**Aim:** Quote all of the entries word for word.

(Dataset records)
==========

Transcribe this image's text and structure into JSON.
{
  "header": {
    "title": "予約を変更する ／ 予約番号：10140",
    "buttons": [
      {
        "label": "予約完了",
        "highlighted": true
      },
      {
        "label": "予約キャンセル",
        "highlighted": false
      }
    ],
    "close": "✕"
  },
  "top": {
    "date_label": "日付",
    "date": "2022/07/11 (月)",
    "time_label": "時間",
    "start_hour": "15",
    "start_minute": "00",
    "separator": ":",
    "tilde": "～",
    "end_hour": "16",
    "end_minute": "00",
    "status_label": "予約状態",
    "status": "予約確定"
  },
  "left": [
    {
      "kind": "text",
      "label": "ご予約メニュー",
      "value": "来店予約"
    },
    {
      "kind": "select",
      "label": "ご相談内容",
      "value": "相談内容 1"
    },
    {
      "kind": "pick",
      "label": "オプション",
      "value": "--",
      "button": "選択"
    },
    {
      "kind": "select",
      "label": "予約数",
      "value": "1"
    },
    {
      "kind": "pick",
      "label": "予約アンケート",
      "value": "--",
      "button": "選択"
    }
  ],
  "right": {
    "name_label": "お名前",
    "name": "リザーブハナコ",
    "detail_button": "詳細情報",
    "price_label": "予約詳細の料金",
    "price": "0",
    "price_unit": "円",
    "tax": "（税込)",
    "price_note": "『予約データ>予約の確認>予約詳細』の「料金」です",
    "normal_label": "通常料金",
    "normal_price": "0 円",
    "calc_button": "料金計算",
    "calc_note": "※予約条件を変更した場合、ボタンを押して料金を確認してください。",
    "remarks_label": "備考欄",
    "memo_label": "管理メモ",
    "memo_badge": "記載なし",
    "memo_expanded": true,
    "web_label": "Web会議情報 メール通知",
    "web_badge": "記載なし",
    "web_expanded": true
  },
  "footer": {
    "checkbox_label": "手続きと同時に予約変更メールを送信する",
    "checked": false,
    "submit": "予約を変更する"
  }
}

==========

**Worked solution:**
Transcribe this image's text and structure into JSON.
{
  "header": {
    "title": "予約を変更する ／ 予約番号：10140",
    "buttons": [
      {
        "label": "予約完了",
        "highlighted": true
      },
      {
        "label": "予約キャンセル",
        "highlighted": false
      }
    ],
    "close": "✕"
  },
  "top": {
    "date_label": "日付",
    "date": "2022/07/11 (月)",
    "time_label": "時間",
    "start_hour": "15",
    "start_minute": "00",
    "separator": ":",
    "tilde": "～",
    "end_hour": "16",
    "end_minute": "00",
    "status_label": "予約状態",
    "status": "予約確定"
  },
  "left": [
    {
      "kind": "text",
      "label": "ご予約メニュー",
      "value": "来店予約"
    },
    {
      "kind": "select",
      "label": "ご相談内容",
      "value": "相談内容 1"
    },
    {
      "kind": "pick",
      "label": "オプション",
      "value": "--",
      "button": "選択"
    },
    {
      "kind": "select",
      "label": "予約数",
      "value": "1"
    },
    {
      "kind": "pick",
      "label": "予約アンケート",
      "value": "--",
      "button": "選択"
    }
  ],
  "right": {
    "name_label": "お名前",
    "name": "リザーブハナコ",
    "detail_button": "詳細情報",
    "price_label": "予約詳細の料金",
    "price": "0",
    "price_unit": "円",
    "tax": "（税込)",
    "price_note": "『予約データ>予約の確認>予約詳細』の「料金」です",
    "normal_label": "通常料金",
    "normal_price": "0 円",
    "calc_button": "料金計算",
    "calc_note": "※予約条件を変更した場合、ボタンを押して料金を確認してください。",
    "remarks_label": "備考欄",
    "memo_label": "管理メモ",
    "memo_badge": "記載なし",
    "memo_expanded": true,
    "web_label": "Web会議情報 メール通知",
    "web_badge": "記載なし",
    "web_expanded": true
  },
  "footer": {
    "checkbox_label": "手続きと同時に予約変更メールを送信する",
    "checked": false,
    "submit": "予約を変更する"
  }
}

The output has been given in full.